RECORDED DATA:
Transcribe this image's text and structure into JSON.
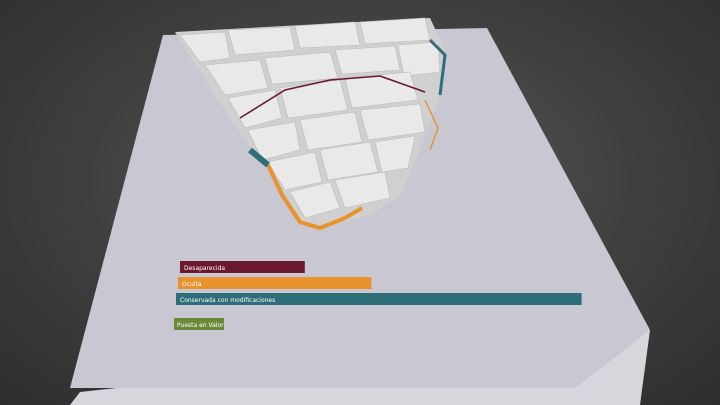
{
  "legend": {
    "items": [
      {
        "label": "Desaparecida",
        "color": "#6b1a2e",
        "value": 1.0
      },
      {
        "label": "Oculta",
        "color": "#e8922e",
        "value": 1.55
      },
      {
        "label": "Conservada con modificaciones",
        "color": "#2e6e78",
        "value": 3.25
      },
      {
        "label": "Puesta en Valor",
        "color": "#6b8a3a",
        "value": 0.33
      }
    ]
  },
  "colors": {
    "base_top": "#c9c8d3",
    "base_side": "#d8d7de",
    "buildings": "#e6e6e6",
    "building_shadow": "#bdbdbd"
  }
}
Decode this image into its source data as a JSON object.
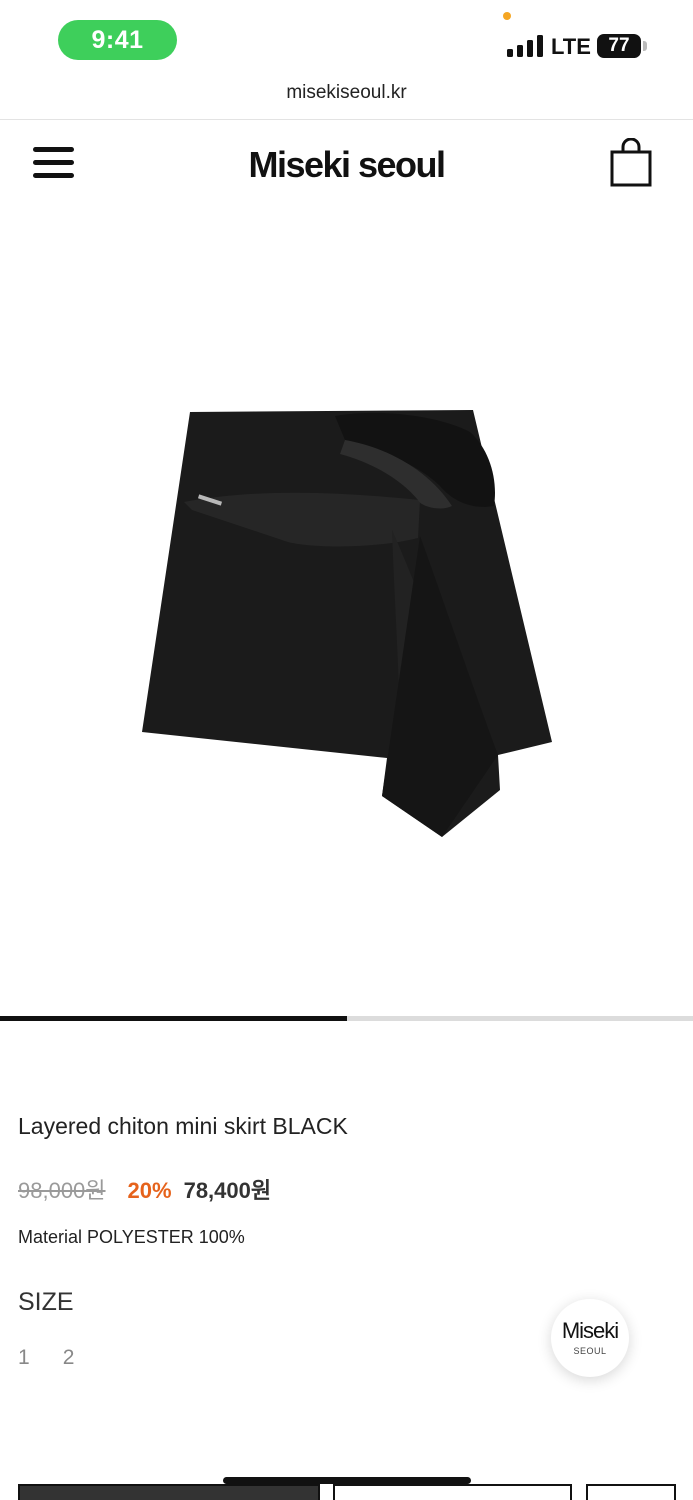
{
  "status_bar": {
    "time": "9:41",
    "network": "LTE",
    "battery": "77"
  },
  "browser": {
    "url": "misekiseoul.kr"
  },
  "header": {
    "brand": "Miseki seoul"
  },
  "gallery": {
    "progress": 0.5
  },
  "product": {
    "title": "Layered chiton mini skirt BLACK",
    "price_original": "98,000원",
    "discount": "20%",
    "price_sale": "78,400원",
    "material": "Material POLYESTER 100%"
  },
  "size": {
    "heading": "SIZE",
    "options": [
      "1",
      "2"
    ]
  },
  "floating_badge": {
    "brand": "Miseki",
    "sub": "SEOUL"
  },
  "colors": {
    "discount": "#e6631c",
    "time_pill": "#3ecf5b",
    "privacy_dot": "#f5a623"
  },
  "icons": [
    "signal-icon",
    "battery-icon",
    "menu-icon",
    "shopping-bag-icon"
  ]
}
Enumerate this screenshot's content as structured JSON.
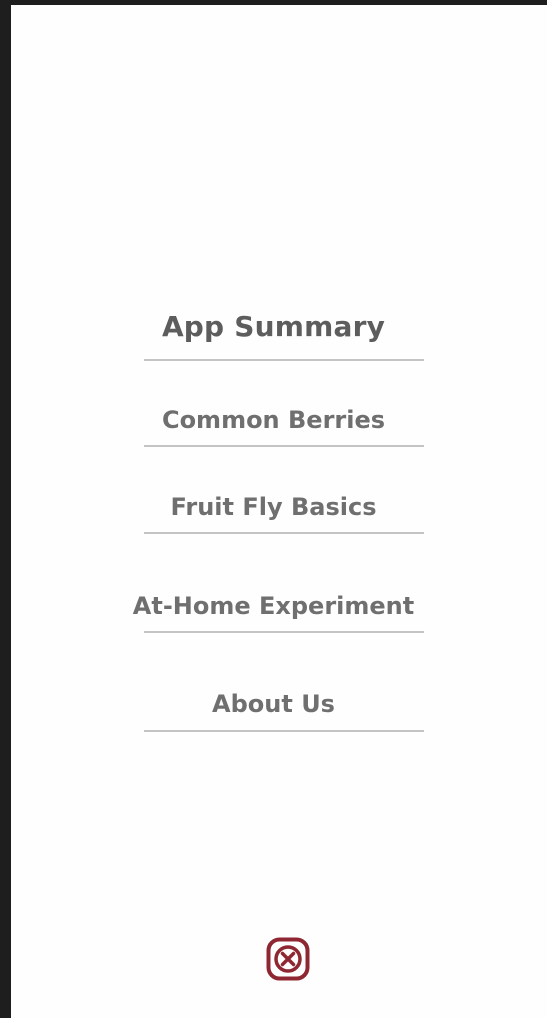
{
  "menu": {
    "items": [
      {
        "label": "App Summary"
      },
      {
        "label": "Common Berries"
      },
      {
        "label": "Fruit Fly Basics"
      },
      {
        "label": "At-Home Experiment"
      },
      {
        "label": "About Us"
      }
    ]
  },
  "close_button": {
    "icon": "close-icon",
    "color": "#8e2731"
  },
  "colors": {
    "background": "#fefefe",
    "side_bar": "#1e1e1e",
    "text": "#6f6f6f",
    "underline": "#c4c4c4"
  }
}
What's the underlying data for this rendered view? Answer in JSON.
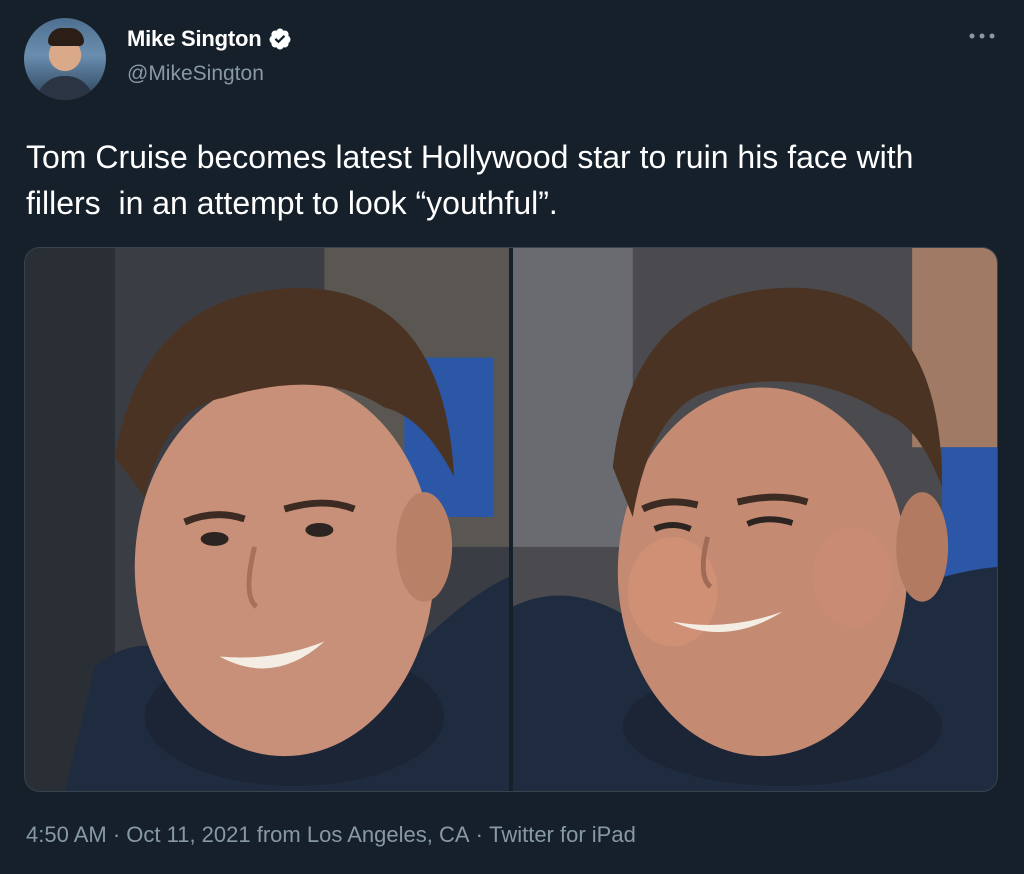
{
  "author": {
    "display_name": "Mike Sington",
    "handle": "@MikeSington",
    "verified": true,
    "avatar_icon": "profile-photo"
  },
  "tweet": {
    "text": "Tom Cruise becomes latest Hollywood star to ruin his face with fillers  in an attempt to look “youthful”."
  },
  "media": [
    {
      "icon": "photo-left"
    },
    {
      "icon": "photo-right"
    }
  ],
  "meta": {
    "time": "4:50 AM",
    "sep1": " · ",
    "date": "Oct 11, 2021",
    "from_prefix": " from ",
    "location": "Los Angeles, CA",
    "sep2": " · ",
    "source": "Twitter for iPad"
  },
  "colors": {
    "background": "#15202b",
    "secondary_text": "#8899a6",
    "verified": "#ffffff"
  },
  "icons": {
    "more": "more-horizontal-icon",
    "verified": "verified-badge-icon"
  }
}
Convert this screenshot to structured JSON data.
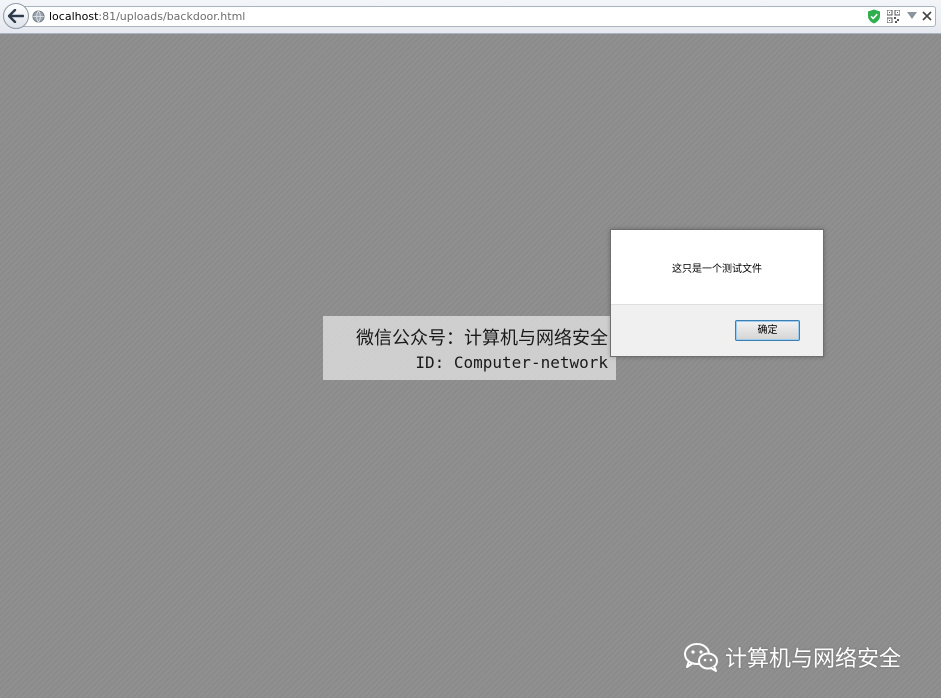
{
  "browser": {
    "url_host": "localhost",
    "url_rest": ":81/uploads/backdoor.html",
    "icons": [
      "back-arrow-icon",
      "globe-icon",
      "shield-icon",
      "qr-code-icon",
      "dropdown-icon",
      "close-icon"
    ]
  },
  "dialog": {
    "message": "这只是一个测试文件",
    "ok_label": "确定"
  },
  "watermark": {
    "line1": "微信公众号：计算机与网络安全",
    "line2": "ID: Computer-network",
    "corner_text": "计算机与网络安全"
  },
  "colors": {
    "overlay": "#8c8d8c",
    "shield": "#2fae4e",
    "button_border": "#3c7fb1"
  }
}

TASK INSTRUCTIONS:
Images must not appear in the copy; reproduce everything else in the records verbatim.

FULL SOLUTION:
Transcribe this image's text and structure into JSON.
{
  "legend": {
    "items": [
      {
        "label": "Desaparecida",
        "color": "#6b1a2e",
        "value": 1.0
      },
      {
        "label": "Oculta",
        "color": "#e8922e",
        "value": 1.55
      },
      {
        "label": "Conservada con modificaciones",
        "color": "#2e6e78",
        "value": 3.25
      },
      {
        "label": "Puesta en Valor",
        "color": "#6b8a3a",
        "value": 0.33
      }
    ]
  },
  "colors": {
    "base_top": "#c9c8d3",
    "base_side": "#d8d7de",
    "buildings": "#e6e6e6",
    "building_shadow": "#bdbdbd"
  }
}
Decode this image into its source data as a JSON object.
{
  "status_bar": {
    "time": "9:41",
    "network": "LTE",
    "battery": "77"
  },
  "browser": {
    "url": "misekiseoul.kr"
  },
  "header": {
    "brand": "Miseki seoul"
  },
  "gallery": {
    "progress": 0.5
  },
  "product": {
    "title": "Layered chiton mini skirt BLACK",
    "price_original": "98,000원",
    "discount": "20%",
    "price_sale": "78,400원",
    "material": "Material POLYESTER 100%"
  },
  "size": {
    "heading": "SIZE",
    "options": [
      "1",
      "2"
    ]
  },
  "floating_badge": {
    "brand": "Miseki",
    "sub": "SEOUL"
  },
  "colors": {
    "discount": "#e6631c",
    "time_pill": "#3ecf5b",
    "privacy_dot": "#f5a623"
  },
  "icons": [
    "signal-icon",
    "battery-icon",
    "menu-icon",
    "shopping-bag-icon"
  ]
}
Enumerate this screenshot's content as structured JSON.
{
  "menu": {
    "items": [
      {
        "label": "App Summary"
      },
      {
        "label": "Common Berries"
      },
      {
        "label": "Fruit Fly Basics"
      },
      {
        "label": "At-Home Experiment"
      },
      {
        "label": "About Us"
      }
    ]
  },
  "close_button": {
    "icon": "close-icon",
    "color": "#8e2731"
  },
  "colors": {
    "background": "#fefefe",
    "side_bar": "#1e1e1e",
    "text": "#6f6f6f",
    "underline": "#c4c4c4"
  }
}
What's the underlying data for this rendered view? Answer in JSON.
{
  "author": {
    "display_name": "Mike Sington",
    "handle": "@MikeSington",
    "verified": true,
    "avatar_icon": "profile-photo"
  },
  "tweet": {
    "text": "Tom Cruise becomes latest Hollywood star to ruin his face with fillers  in an attempt to look “youthful”."
  },
  "media": [
    {
      "icon": "photo-left"
    },
    {
      "icon": "photo-right"
    }
  ],
  "meta": {
    "time": "4:50 AM",
    "sep1": " · ",
    "date": "Oct 11, 2021",
    "from_prefix": " from ",
    "location": "Los Angeles, CA",
    "sep2": " · ",
    "source": "Twitter for iPad"
  },
  "colors": {
    "background": "#15202b",
    "secondary_text": "#8899a6",
    "verified": "#ffffff"
  },
  "icons": {
    "more": "more-horizontal-icon",
    "verified": "verified-badge-icon"
  }
}
Convert this screenshot to structured JSON data.
{
  "browser": {
    "url_host": "localhost",
    "url_rest": ":81/uploads/backdoor.html",
    "icons": [
      "back-arrow-icon",
      "globe-icon",
      "shield-icon",
      "qr-code-icon",
      "dropdown-icon",
      "close-icon"
    ]
  },
  "dialog": {
    "message": "这只是一个测试文件",
    "ok_label": "确定"
  },
  "watermark": {
    "line1": "微信公众号：计算机与网络安全",
    "line2": "ID: Computer-network",
    "corner_text": "计算机与网络安全"
  },
  "colors": {
    "overlay": "#8c8d8c",
    "shield": "#2fae4e",
    "button_border": "#3c7fb1"
  }
}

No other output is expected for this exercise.